** Start of PROVIDED ENTRIES **

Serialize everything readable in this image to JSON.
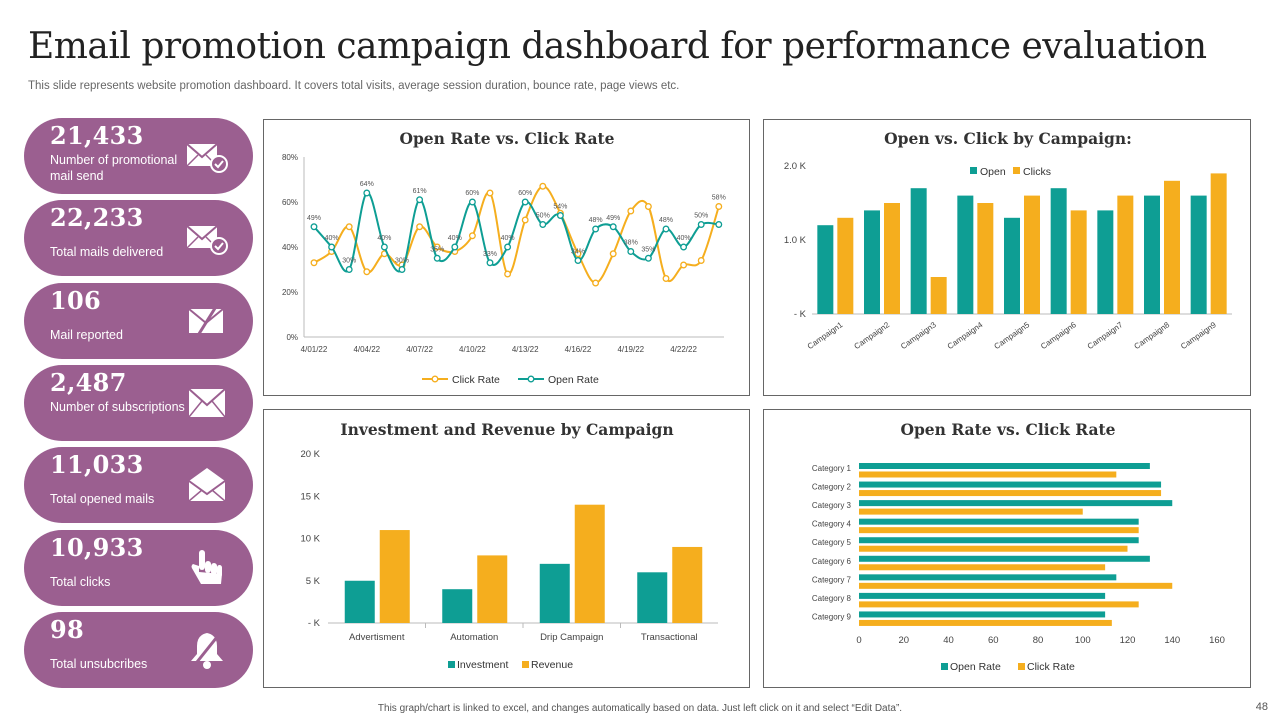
{
  "header": {
    "title": "Email promotion campaign dashboard for performance evaluation",
    "subtitle": "This slide represents website promotion dashboard. It covers total visits, average session duration, bounce rate, page views etc."
  },
  "kpis": [
    {
      "value": "21,433",
      "label": "Number of promotional mail send",
      "icon": "mail-check-icon"
    },
    {
      "value": "22,233",
      "label": "Total mails delivered",
      "icon": "mail-check-icon"
    },
    {
      "value": "106",
      "label": "Mail reported",
      "icon": "mail-slash-icon"
    },
    {
      "value": "2,487",
      "label": "Number of subscriptions",
      "icon": "mail-icon"
    },
    {
      "value": "11,033",
      "label": "Total opened mails",
      "icon": "mail-icon"
    },
    {
      "value": "10,933",
      "label": "Total clicks",
      "icon": "pointer-hand-icon"
    },
    {
      "value": "98",
      "label": "Total unsubcribes",
      "icon": "bell-slash-icon"
    }
  ],
  "colors": {
    "teal": "#0e9e94",
    "orange": "#f5ae1e",
    "purple": "#9b5f90"
  },
  "chart_data": [
    {
      "id": "open-click-line",
      "type": "line",
      "title": "Open Rate vs. Click Rate",
      "ylim": [
        0,
        80
      ],
      "yticks": [
        "0%",
        "20%",
        "40%",
        "60%",
        "80%"
      ],
      "xticks": [
        "4/01/22",
        "4/04/22",
        "4/07/22",
        "4/10/22",
        "4/13/22",
        "4/16/22",
        "4/19/22",
        "4/22/22"
      ],
      "series": [
        {
          "name": "Click Rate",
          "color": "#f5ae1e",
          "values": [
            33,
            38,
            49,
            29,
            37,
            32,
            49,
            40,
            38,
            45,
            64,
            28,
            52,
            67,
            55,
            37,
            24,
            37,
            56,
            58,
            26,
            32,
            34,
            58
          ]
        },
        {
          "name": "Open Rate",
          "color": "#0e9e94",
          "values": [
            49,
            40,
            30,
            64,
            40,
            30,
            61,
            35,
            40,
            60,
            33,
            40,
            60,
            50,
            54,
            34,
            48,
            49,
            38,
            35,
            48,
            40,
            50,
            50
          ]
        }
      ],
      "labels": [
        {
          "i": 0,
          "s": 1,
          "t": "49%"
        },
        {
          "i": 1,
          "s": 1,
          "t": "40%"
        },
        {
          "i": 2,
          "s": 1,
          "t": "30%"
        },
        {
          "i": 3,
          "s": 1,
          "t": "64%"
        },
        {
          "i": 4,
          "s": 1,
          "t": "40%"
        },
        {
          "i": 5,
          "s": 1,
          "t": "30%"
        },
        {
          "i": 6,
          "s": 1,
          "t": "61%"
        },
        {
          "i": 7,
          "s": 1,
          "t": "35%"
        },
        {
          "i": 8,
          "s": 1,
          "t": "40%"
        },
        {
          "i": 9,
          "s": 1,
          "t": "60%"
        },
        {
          "i": 10,
          "s": 1,
          "t": "33%"
        },
        {
          "i": 11,
          "s": 1,
          "t": "40%"
        },
        {
          "i": 12,
          "s": 1,
          "t": "60%"
        },
        {
          "i": 13,
          "s": 1,
          "t": "50%"
        },
        {
          "i": 14,
          "s": 1,
          "t": "54%"
        },
        {
          "i": 15,
          "s": 1,
          "t": "34%"
        },
        {
          "i": 16,
          "s": 1,
          "t": "48%"
        },
        {
          "i": 17,
          "s": 1,
          "t": "49%"
        },
        {
          "i": 18,
          "s": 1,
          "t": "38%"
        },
        {
          "i": 19,
          "s": 1,
          "t": "35%"
        },
        {
          "i": 20,
          "s": 1,
          "t": "48%"
        },
        {
          "i": 21,
          "s": 1,
          "t": "40%"
        },
        {
          "i": 22,
          "s": 1,
          "t": "50%"
        },
        {
          "i": 23,
          "s": 0,
          "t": "58%"
        }
      ],
      "legend": [
        "Click Rate",
        "Open Rate"
      ]
    },
    {
      "id": "campaign-bars",
      "type": "bar",
      "title": "Open vs. Click by Campaign:",
      "categories": [
        "Campaign1",
        "Campaign2",
        "Campaign3",
        "Campaign4",
        "Campaign5",
        "Campaign6",
        "Campaign7",
        "Campaign8",
        "Campaign9"
      ],
      "ylim": [
        0,
        2000
      ],
      "yticks": [
        "- K",
        "1.0 K",
        "2.0 K"
      ],
      "series": [
        {
          "name": "Open",
          "color": "#0e9e94",
          "values": [
            1200,
            1400,
            1700,
            1600,
            1300,
            1700,
            1400,
            1600,
            1600
          ]
        },
        {
          "name": "Clicks",
          "color": "#f5ae1e",
          "values": [
            1300,
            1500,
            500,
            1500,
            1600,
            1400,
            1600,
            1800,
            1900
          ]
        }
      ],
      "legend": [
        "Open",
        "Clicks"
      ]
    },
    {
      "id": "investment-revenue",
      "type": "bar",
      "title": "Investment and Revenue by Campaign",
      "categories": [
        "Advertisment",
        "Automation",
        "Drip Campaign",
        "Transactional"
      ],
      "ylim": [
        0,
        20000
      ],
      "yticks": [
        "- K",
        "5 K",
        "10 K",
        "15 K",
        "20 K"
      ],
      "series": [
        {
          "name": "Investment",
          "color": "#0e9e94",
          "values": [
            5000,
            4000,
            7000,
            6000
          ]
        },
        {
          "name": "Revenue",
          "color": "#f5ae1e",
          "values": [
            11000,
            8000,
            14000,
            9000
          ]
        }
      ],
      "legend": [
        "Investment",
        "Revenue"
      ]
    },
    {
      "id": "category-hbar",
      "type": "bar",
      "orientation": "horizontal",
      "title": "Open Rate vs. Click Rate",
      "categories": [
        "Category 1",
        "Category 2",
        "Category 3",
        "Category 4",
        "Category 5",
        "Category 6",
        "Category 7",
        "Category 8",
        "Category 9"
      ],
      "xlim": [
        0,
        160
      ],
      "xticks": [
        "0",
        "20",
        "40",
        "60",
        "80",
        "100",
        "120",
        "140",
        "160"
      ],
      "series": [
        {
          "name": "Open Rate",
          "color": "#0e9e94",
          "values": [
            130,
            135,
            140,
            125,
            125,
            130,
            115,
            110,
            110
          ]
        },
        {
          "name": "Click Rate",
          "color": "#f5ae1e",
          "values": [
            115,
            135,
            100,
            125,
            120,
            110,
            140,
            125,
            113
          ]
        }
      ],
      "legend": [
        "Open Rate",
        "Click Rate"
      ]
    }
  ],
  "footer": {
    "note": "This graph/chart is linked to excel, and changes automatically based on data. Just left click on it and select “Edit Data”.",
    "page_number": "48"
  }
}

** End of PROVIDED ENTRIES **

BRIEF: Your copy of the data above should match it exactly, except that pictures are left out.

RESULT:
Serialize everything readable in this image to JSON.
{
  "header": {
    "title": "Email promotion campaign dashboard for performance evaluation",
    "subtitle": "This slide represents website promotion dashboard. It covers total visits, average session duration, bounce rate, page views etc."
  },
  "kpis": [
    {
      "value": "21,433",
      "label": "Number of promotional mail send",
      "icon": "mail-check-icon"
    },
    {
      "value": "22,233",
      "label": "Total mails delivered",
      "icon": "mail-check-icon"
    },
    {
      "value": "106",
      "label": "Mail reported",
      "icon": "mail-slash-icon"
    },
    {
      "value": "2,487",
      "label": "Number of subscriptions",
      "icon": "mail-icon"
    },
    {
      "value": "11,033",
      "label": "Total opened mails",
      "icon": "mail-icon"
    },
    {
      "value": "10,933",
      "label": "Total clicks",
      "icon": "pointer-hand-icon"
    },
    {
      "value": "98",
      "label": "Total unsubcribes",
      "icon": "bell-slash-icon"
    }
  ],
  "colors": {
    "teal": "#0e9e94",
    "orange": "#f5ae1e",
    "purple": "#9b5f90"
  },
  "chart_data": [
    {
      "id": "open-click-line",
      "type": "line",
      "title": "Open Rate vs. Click Rate",
      "ylim": [
        0,
        80
      ],
      "yticks": [
        "0%",
        "20%",
        "40%",
        "60%",
        "80%"
      ],
      "xticks": [
        "4/01/22",
        "4/04/22",
        "4/07/22",
        "4/10/22",
        "4/13/22",
        "4/16/22",
        "4/19/22",
        "4/22/22"
      ],
      "series": [
        {
          "name": "Click Rate",
          "color": "#f5ae1e",
          "values": [
            33,
            38,
            49,
            29,
            37,
            32,
            49,
            40,
            38,
            45,
            64,
            28,
            52,
            67,
            55,
            37,
            24,
            37,
            56,
            58,
            26,
            32,
            34,
            58
          ]
        },
        {
          "name": "Open Rate",
          "color": "#0e9e94",
          "values": [
            49,
            40,
            30,
            64,
            40,
            30,
            61,
            35,
            40,
            60,
            33,
            40,
            60,
            50,
            54,
            34,
            48,
            49,
            38,
            35,
            48,
            40,
            50,
            50
          ]
        }
      ],
      "labels": [
        {
          "i": 0,
          "s": 1,
          "t": "49%"
        },
        {
          "i": 1,
          "s": 1,
          "t": "40%"
        },
        {
          "i": 2,
          "s": 1,
          "t": "30%"
        },
        {
          "i": 3,
          "s": 1,
          "t": "64%"
        },
        {
          "i": 4,
          "s": 1,
          "t": "40%"
        },
        {
          "i": 5,
          "s": 1,
          "t": "30%"
        },
        {
          "i": 6,
          "s": 1,
          "t": "61%"
        },
        {
          "i": 7,
          "s": 1,
          "t": "35%"
        },
        {
          "i": 8,
          "s": 1,
          "t": "40%"
        },
        {
          "i": 9,
          "s": 1,
          "t": "60%"
        },
        {
          "i": 10,
          "s": 1,
          "t": "33%"
        },
        {
          "i": 11,
          "s": 1,
          "t": "40%"
        },
        {
          "i": 12,
          "s": 1,
          "t": "60%"
        },
        {
          "i": 13,
          "s": 1,
          "t": "50%"
        },
        {
          "i": 14,
          "s": 1,
          "t": "54%"
        },
        {
          "i": 15,
          "s": 1,
          "t": "34%"
        },
        {
          "i": 16,
          "s": 1,
          "t": "48%"
        },
        {
          "i": 17,
          "s": 1,
          "t": "49%"
        },
        {
          "i": 18,
          "s": 1,
          "t": "38%"
        },
        {
          "i": 19,
          "s": 1,
          "t": "35%"
        },
        {
          "i": 20,
          "s": 1,
          "t": "48%"
        },
        {
          "i": 21,
          "s": 1,
          "t": "40%"
        },
        {
          "i": 22,
          "s": 1,
          "t": "50%"
        },
        {
          "i": 23,
          "s": 0,
          "t": "58%"
        }
      ],
      "legend": [
        "Click Rate",
        "Open Rate"
      ]
    },
    {
      "id": "campaign-bars",
      "type": "bar",
      "title": "Open vs. Click by Campaign:",
      "categories": [
        "Campaign1",
        "Campaign2",
        "Campaign3",
        "Campaign4",
        "Campaign5",
        "Campaign6",
        "Campaign7",
        "Campaign8",
        "Campaign9"
      ],
      "ylim": [
        0,
        2000
      ],
      "yticks": [
        "- K",
        "1.0 K",
        "2.0 K"
      ],
      "series": [
        {
          "name": "Open",
          "color": "#0e9e94",
          "values": [
            1200,
            1400,
            1700,
            1600,
            1300,
            1700,
            1400,
            1600,
            1600
          ]
        },
        {
          "name": "Clicks",
          "color": "#f5ae1e",
          "values": [
            1300,
            1500,
            500,
            1500,
            1600,
            1400,
            1600,
            1800,
            1900
          ]
        }
      ],
      "legend": [
        "Open",
        "Clicks"
      ]
    },
    {
      "id": "investment-revenue",
      "type": "bar",
      "title": "Investment and Revenue by Campaign",
      "categories": [
        "Advertisment",
        "Automation",
        "Drip Campaign",
        "Transactional"
      ],
      "ylim": [
        0,
        20000
      ],
      "yticks": [
        "- K",
        "5 K",
        "10 K",
        "15 K",
        "20 K"
      ],
      "series": [
        {
          "name": "Investment",
          "color": "#0e9e94",
          "values": [
            5000,
            4000,
            7000,
            6000
          ]
        },
        {
          "name": "Revenue",
          "color": "#f5ae1e",
          "values": [
            11000,
            8000,
            14000,
            9000
          ]
        }
      ],
      "legend": [
        "Investment",
        "Revenue"
      ]
    },
    {
      "id": "category-hbar",
      "type": "bar",
      "orientation": "horizontal",
      "title": "Open Rate vs. Click Rate",
      "categories": [
        "Category 1",
        "Category 2",
        "Category 3",
        "Category 4",
        "Category 5",
        "Category 6",
        "Category 7",
        "Category 8",
        "Category 9"
      ],
      "xlim": [
        0,
        160
      ],
      "xticks": [
        "0",
        "20",
        "40",
        "60",
        "80",
        "100",
        "120",
        "140",
        "160"
      ],
      "series": [
        {
          "name": "Open Rate",
          "color": "#0e9e94",
          "values": [
            130,
            135,
            140,
            125,
            125,
            130,
            115,
            110,
            110
          ]
        },
        {
          "name": "Click Rate",
          "color": "#f5ae1e",
          "values": [
            115,
            135,
            100,
            125,
            120,
            110,
            140,
            125,
            113
          ]
        }
      ],
      "legend": [
        "Open Rate",
        "Click Rate"
      ]
    }
  ],
  "footer": {
    "note": "This graph/chart is linked to excel, and changes automatically based on data. Just left click on it and select “Edit Data”.",
    "page_number": "48"
  }
}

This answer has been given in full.